_Objective_
Leave out the pictures and copy everything else in the entries exactly.

_Data for processing_

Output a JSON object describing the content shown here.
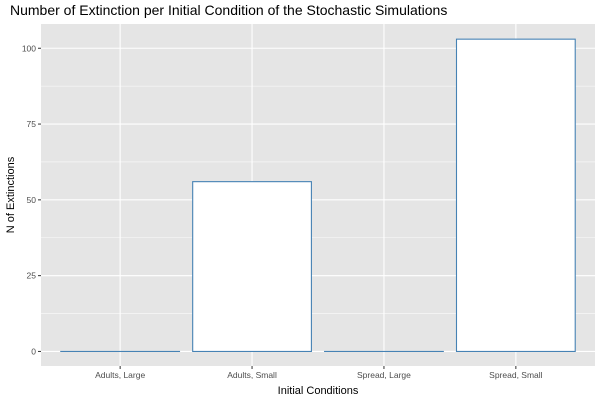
{
  "chart_data": {
    "type": "bar",
    "title": "Number of Extinction per Initial Condition of the Stochastic Simulations",
    "xlabel": "Initial Conditions",
    "ylabel": "N of Extinctions",
    "categories": [
      "Adults, Large",
      "Adults, Small",
      "Spread, Large",
      "Spread, Small"
    ],
    "values": [
      0,
      56,
      0,
      103
    ],
    "ylim": [
      -4.8,
      108
    ],
    "yticks": [
      0,
      25,
      50,
      75,
      100
    ],
    "grid": true,
    "legend": "none",
    "colors": {
      "panel_background": "#e5e5e5",
      "grid_major": "#ffffff",
      "bar_fill": "#ffffff",
      "bar_outline": "#4682b4"
    }
  }
}
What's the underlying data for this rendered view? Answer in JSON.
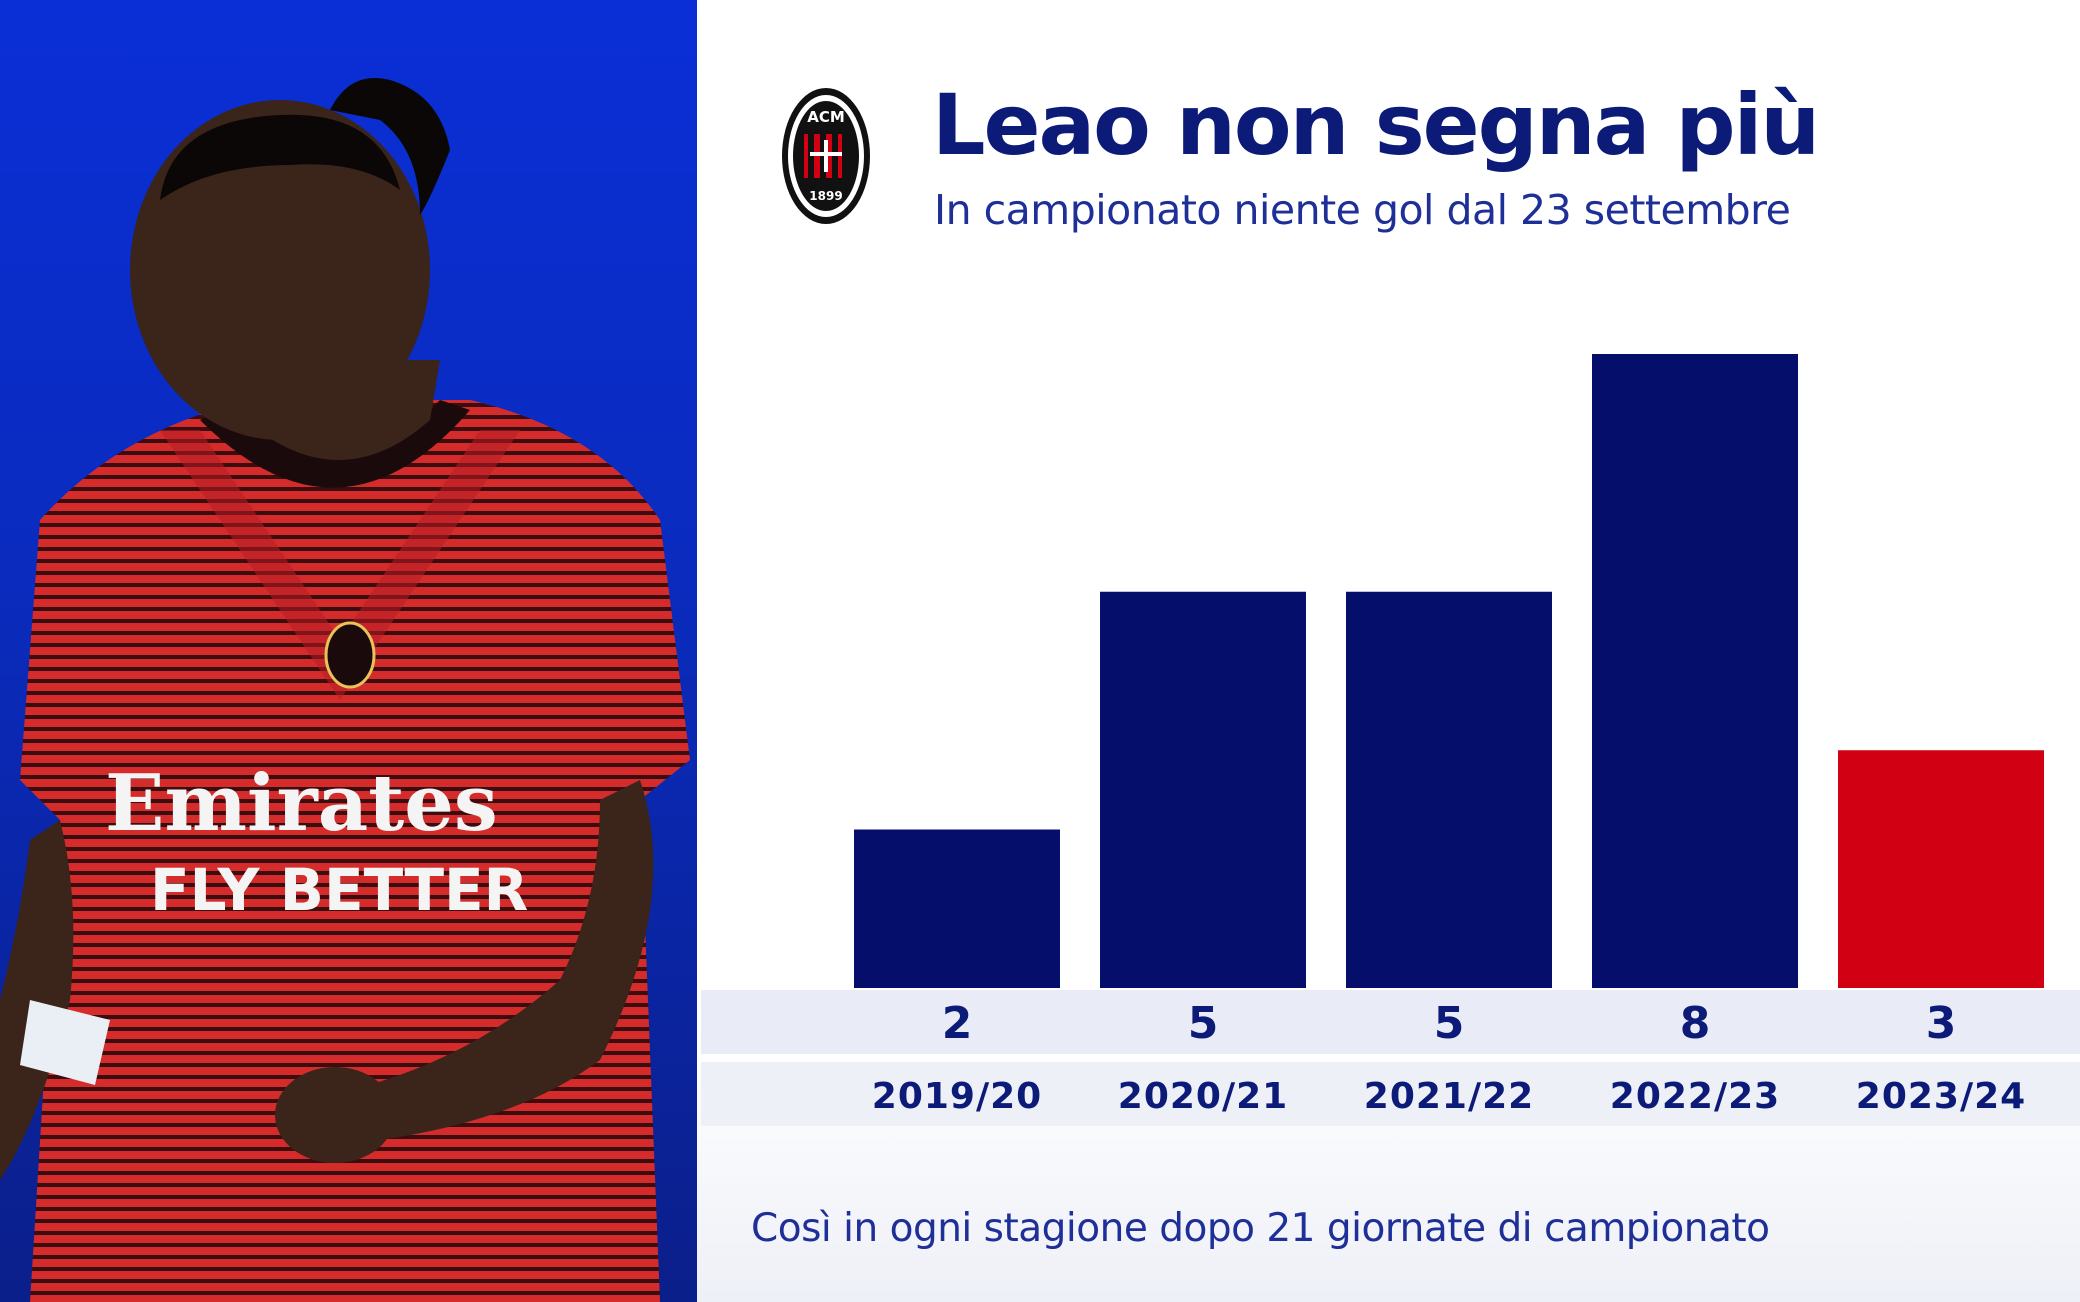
{
  "header": {
    "title": "Leao non segna più",
    "subtitle": "In campionato niente gol dal 23 settembre",
    "logo_icon": "ac-milan-crest-icon",
    "logo_text_top": "ACM",
    "logo_text_bottom": "1899"
  },
  "photo": {
    "icon": "player-photo",
    "shirt_sponsor_line1": "Emirates",
    "shirt_sponsor_line2": "FLY BETTER"
  },
  "colors": {
    "navy": "#0c1a78",
    "bar_navy": "#050f6b",
    "highlight_red": "#d10012",
    "panel_blue": "#0a2fd6"
  },
  "chart_data": {
    "type": "bar",
    "categories": [
      "2019/20",
      "2020/21",
      "2021/22",
      "2022/23",
      "2023/24"
    ],
    "values": [
      2,
      5,
      5,
      8,
      3
    ],
    "highlight_index": 4,
    "title": "Leao non segna più",
    "subtitle": "In campionato niente gol dal 23 settembre",
    "ylim": [
      0,
      8
    ],
    "grid": false,
    "legend": "none"
  },
  "footnote": "Così in ogni stagione dopo 21 giornate di campionato"
}
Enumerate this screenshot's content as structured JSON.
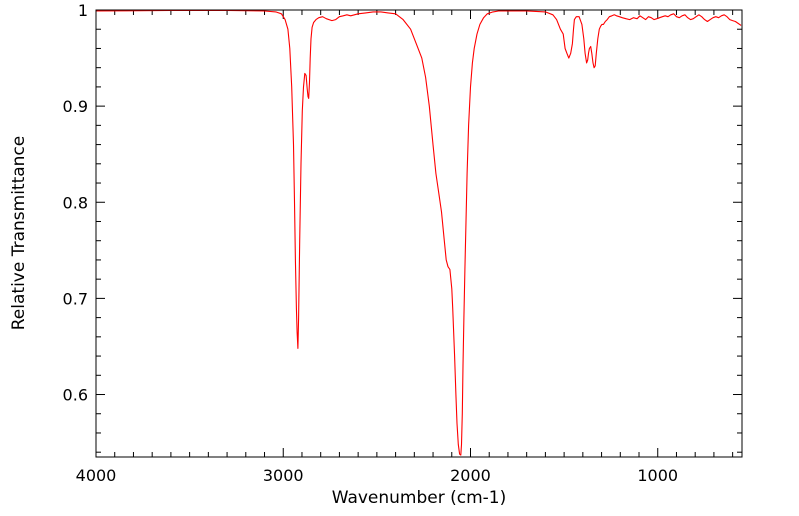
{
  "chart_data": {
    "type": "line",
    "title": "",
    "xlabel": "Wavenumber (cm-1)",
    "ylabel": "Relative Transmittance",
    "xlim": [
      4000,
      550
    ],
    "ylim": [
      0.535,
      1.0
    ],
    "x_reversed": true,
    "grid": false,
    "legend": "none",
    "line_color": "#ff0000",
    "x_ticks": [
      {
        "value": 4000,
        "label": "4000"
      },
      {
        "value": 3000,
        "label": "3000"
      },
      {
        "value": 2000,
        "label": "2000"
      },
      {
        "value": 1000,
        "label": "1000"
      }
    ],
    "y_ticks": [
      {
        "value": 1.0,
        "label": "1"
      },
      {
        "value": 0.9,
        "label": "0.9"
      },
      {
        "value": 0.8,
        "label": "0.8"
      },
      {
        "value": 0.7,
        "label": "0.7"
      },
      {
        "value": 0.6,
        "label": "0.6"
      }
    ],
    "series": [
      {
        "x": [
          4000,
          3600,
          3300,
          3100,
          3040,
          3010,
          2990,
          2975,
          2965,
          2955,
          2945,
          2940,
          2935,
          2930,
          2926,
          2922,
          2918,
          2912,
          2905,
          2898,
          2892,
          2885,
          2878,
          2872,
          2868,
          2864,
          2860,
          2856,
          2852,
          2846,
          2838,
          2825,
          2810,
          2790,
          2770,
          2740,
          2720,
          2700,
          2680,
          2660,
          2640,
          2620,
          2600,
          2560,
          2520,
          2480,
          2440,
          2400,
          2360,
          2320,
          2290,
          2260,
          2240,
          2220,
          2200,
          2185,
          2170,
          2155,
          2140,
          2130,
          2120,
          2110,
          2100,
          2095,
          2085,
          2078,
          2072,
          2065,
          2058,
          2052,
          2048,
          2044,
          2040,
          2035,
          2030,
          2024,
          2018,
          2010,
          2000,
          1990,
          1980,
          1965,
          1950,
          1930,
          1910,
          1880,
          1850,
          1800,
          1750,
          1700,
          1650,
          1600,
          1560,
          1540,
          1520,
          1505,
          1495,
          1485,
          1475,
          1465,
          1456,
          1450,
          1445,
          1435,
          1420,
          1405,
          1395,
          1388,
          1380,
          1374,
          1370,
          1365,
          1358,
          1352,
          1346,
          1340,
          1334,
          1328,
          1320,
          1312,
          1305,
          1298,
          1290,
          1280,
          1270,
          1258,
          1245,
          1232,
          1220,
          1205,
          1190,
          1170,
          1150,
          1130,
          1110,
          1095,
          1080,
          1065,
          1050,
          1035,
          1020,
          1005,
          990,
          975,
          960,
          945,
          930,
          915,
          900,
          885,
          870,
          855,
          840,
          825,
          810,
          795,
          780,
          765,
          750,
          735,
          720,
          705,
          690,
          675,
          660,
          645,
          630,
          615,
          600,
          585,
          570,
          555
        ],
        "y": [
          0.999,
          0.9995,
          0.9995,
          0.999,
          0.998,
          0.996,
          0.99,
          0.98,
          0.96,
          0.92,
          0.86,
          0.8,
          0.74,
          0.69,
          0.665,
          0.648,
          0.68,
          0.76,
          0.84,
          0.895,
          0.92,
          0.934,
          0.932,
          0.918,
          0.91,
          0.908,
          0.925,
          0.95,
          0.97,
          0.982,
          0.987,
          0.99,
          0.992,
          0.993,
          0.991,
          0.989,
          0.99,
          0.993,
          0.994,
          0.995,
          0.994,
          0.995,
          0.996,
          0.997,
          0.998,
          0.998,
          0.997,
          0.996,
          0.99,
          0.98,
          0.965,
          0.95,
          0.93,
          0.9,
          0.86,
          0.83,
          0.81,
          0.79,
          0.76,
          0.74,
          0.733,
          0.73,
          0.71,
          0.69,
          0.64,
          0.6,
          0.57,
          0.548,
          0.538,
          0.537,
          0.548,
          0.58,
          0.63,
          0.68,
          0.73,
          0.78,
          0.83,
          0.88,
          0.92,
          0.945,
          0.96,
          0.975,
          0.985,
          0.992,
          0.996,
          0.998,
          0.999,
          0.999,
          0.999,
          0.999,
          0.9985,
          0.998,
          0.995,
          0.99,
          0.98,
          0.975,
          0.96,
          0.955,
          0.95,
          0.955,
          0.965,
          0.98,
          0.99,
          0.993,
          0.993,
          0.985,
          0.97,
          0.955,
          0.945,
          0.948,
          0.955,
          0.96,
          0.962,
          0.955,
          0.945,
          0.94,
          0.942,
          0.955,
          0.97,
          0.98,
          0.983,
          0.985,
          0.985,
          0.988,
          0.99,
          0.993,
          0.994,
          0.995,
          0.994,
          0.993,
          0.992,
          0.991,
          0.99,
          0.992,
          0.991,
          0.994,
          0.992,
          0.99,
          0.993,
          0.992,
          0.99,
          0.991,
          0.992,
          0.993,
          0.994,
          0.993,
          0.995,
          0.996,
          0.993,
          0.992,
          0.994,
          0.995,
          0.992,
          0.99,
          0.991,
          0.993,
          0.995,
          0.993,
          0.99,
          0.988,
          0.99,
          0.992,
          0.993,
          0.992,
          0.994,
          0.995,
          0.993,
          0.99,
          0.989,
          0.988,
          0.986,
          0.984
        ]
      }
    ]
  }
}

_Output for this task_
Output a JSON object describing the content shown here.
{
  "chart_data": {
    "type": "bar",
    "title": "Number of Extinction per Initial Condition of the Stochastic Simulations",
    "xlabel": "Initial Conditions",
    "ylabel": "N of Extinctions",
    "categories": [
      "Adults, Large",
      "Adults, Small",
      "Spread, Large",
      "Spread, Small"
    ],
    "values": [
      0,
      56,
      0,
      103
    ],
    "ylim": [
      -4.8,
      108
    ],
    "yticks": [
      0,
      25,
      50,
      75,
      100
    ],
    "grid": true,
    "legend": "none",
    "colors": {
      "panel_background": "#e5e5e5",
      "grid_major": "#ffffff",
      "bar_fill": "#ffffff",
      "bar_outline": "#4682b4"
    }
  }
}
What's the underlying data for this rendered view? Answer in JSON.
{
  "header": {
    "title": "Leao non segna più",
    "subtitle": "In campionato niente gol dal 23 settembre",
    "logo_icon": "ac-milan-crest-icon",
    "logo_text_top": "ACM",
    "logo_text_bottom": "1899"
  },
  "photo": {
    "icon": "player-photo",
    "shirt_sponsor_line1": "Emirates",
    "shirt_sponsor_line2": "FLY BETTER"
  },
  "colors": {
    "navy": "#0c1a78",
    "bar_navy": "#050f6b",
    "highlight_red": "#d10012",
    "panel_blue": "#0a2fd6"
  },
  "chart_data": {
    "type": "bar",
    "categories": [
      "2019/20",
      "2020/21",
      "2021/22",
      "2022/23",
      "2023/24"
    ],
    "values": [
      2,
      5,
      5,
      8,
      3
    ],
    "highlight_index": 4,
    "title": "Leao non segna più",
    "subtitle": "In campionato niente gol dal 23 settembre",
    "ylim": [
      0,
      8
    ],
    "grid": false,
    "legend": "none"
  },
  "footnote": "Così in ogni stagione dopo 21 giornate di campionato"
}
Enumerate this screenshot's content as structured JSON.
{
  "chart_data": {
    "type": "line",
    "title": "",
    "xlabel": "Wavenumber (cm-1)",
    "ylabel": "Relative Transmittance",
    "xlim": [
      4000,
      550
    ],
    "ylim": [
      0.535,
      1.0
    ],
    "x_reversed": true,
    "grid": false,
    "legend": "none",
    "line_color": "#ff0000",
    "x_ticks": [
      {
        "value": 4000,
        "label": "4000"
      },
      {
        "value": 3000,
        "label": "3000"
      },
      {
        "value": 2000,
        "label": "2000"
      },
      {
        "value": 1000,
        "label": "1000"
      }
    ],
    "y_ticks": [
      {
        "value": 1.0,
        "label": "1"
      },
      {
        "value": 0.9,
        "label": "0.9"
      },
      {
        "value": 0.8,
        "label": "0.8"
      },
      {
        "value": 0.7,
        "label": "0.7"
      },
      {
        "value": 0.6,
        "label": "0.6"
      }
    ],
    "series": [
      {
        "x": [
          4000,
          3600,
          3300,
          3100,
          3040,
          3010,
          2990,
          2975,
          2965,
          2955,
          2945,
          2940,
          2935,
          2930,
          2926,
          2922,
          2918,
          2912,
          2905,
          2898,
          2892,
          2885,
          2878,
          2872,
          2868,
          2864,
          2860,
          2856,
          2852,
          2846,
          2838,
          2825,
          2810,
          2790,
          2770,
          2740,
          2720,
          2700,
          2680,
          2660,
          2640,
          2620,
          2600,
          2560,
          2520,
          2480,
          2440,
          2400,
          2360,
          2320,
          2290,
          2260,
          2240,
          2220,
          2200,
          2185,
          2170,
          2155,
          2140,
          2130,
          2120,
          2110,
          2100,
          2095,
          2085,
          2078,
          2072,
          2065,
          2058,
          2052,
          2048,
          2044,
          2040,
          2035,
          2030,
          2024,
          2018,
          2010,
          2000,
          1990,
          1980,
          1965,
          1950,
          1930,
          1910,
          1880,
          1850,
          1800,
          1750,
          1700,
          1650,
          1600,
          1560,
          1540,
          1520,
          1505,
          1495,
          1485,
          1475,
          1465,
          1456,
          1450,
          1445,
          1435,
          1420,
          1405,
          1395,
          1388,
          1380,
          1374,
          1370,
          1365,
          1358,
          1352,
          1346,
          1340,
          1334,
          1328,
          1320,
          1312,
          1305,
          1298,
          1290,
          1280,
          1270,
          1258,
          1245,
          1232,
          1220,
          1205,
          1190,
          1170,
          1150,
          1130,
          1110,
          1095,
          1080,
          1065,
          1050,
          1035,
          1020,
          1005,
          990,
          975,
          960,
          945,
          930,
          915,
          900,
          885,
          870,
          855,
          840,
          825,
          810,
          795,
          780,
          765,
          750,
          735,
          720,
          705,
          690,
          675,
          660,
          645,
          630,
          615,
          600,
          585,
          570,
          555
        ],
        "y": [
          0.999,
          0.9995,
          0.9995,
          0.999,
          0.998,
          0.996,
          0.99,
          0.98,
          0.96,
          0.92,
          0.86,
          0.8,
          0.74,
          0.69,
          0.665,
          0.648,
          0.68,
          0.76,
          0.84,
          0.895,
          0.92,
          0.934,
          0.932,
          0.918,
          0.91,
          0.908,
          0.925,
          0.95,
          0.97,
          0.982,
          0.987,
          0.99,
          0.992,
          0.993,
          0.991,
          0.989,
          0.99,
          0.993,
          0.994,
          0.995,
          0.994,
          0.995,
          0.996,
          0.997,
          0.998,
          0.998,
          0.997,
          0.996,
          0.99,
          0.98,
          0.965,
          0.95,
          0.93,
          0.9,
          0.86,
          0.83,
          0.81,
          0.79,
          0.76,
          0.74,
          0.733,
          0.73,
          0.71,
          0.69,
          0.64,
          0.6,
          0.57,
          0.548,
          0.538,
          0.537,
          0.548,
          0.58,
          0.63,
          0.68,
          0.73,
          0.78,
          0.83,
          0.88,
          0.92,
          0.945,
          0.96,
          0.975,
          0.985,
          0.992,
          0.996,
          0.998,
          0.999,
          0.999,
          0.999,
          0.999,
          0.9985,
          0.998,
          0.995,
          0.99,
          0.98,
          0.975,
          0.96,
          0.955,
          0.95,
          0.955,
          0.965,
          0.98,
          0.99,
          0.993,
          0.993,
          0.985,
          0.97,
          0.955,
          0.945,
          0.948,
          0.955,
          0.96,
          0.962,
          0.955,
          0.945,
          0.94,
          0.942,
          0.955,
          0.97,
          0.98,
          0.983,
          0.985,
          0.985,
          0.988,
          0.99,
          0.993,
          0.994,
          0.995,
          0.994,
          0.993,
          0.992,
          0.991,
          0.99,
          0.992,
          0.991,
          0.994,
          0.992,
          0.99,
          0.993,
          0.992,
          0.99,
          0.991,
          0.992,
          0.993,
          0.994,
          0.993,
          0.995,
          0.996,
          0.993,
          0.992,
          0.994,
          0.995,
          0.992,
          0.99,
          0.991,
          0.993,
          0.995,
          0.993,
          0.99,
          0.988,
          0.99,
          0.992,
          0.993,
          0.992,
          0.994,
          0.995,
          0.993,
          0.99,
          0.989,
          0.988,
          0.986,
          0.984
        ]
      }
    ]
  }
}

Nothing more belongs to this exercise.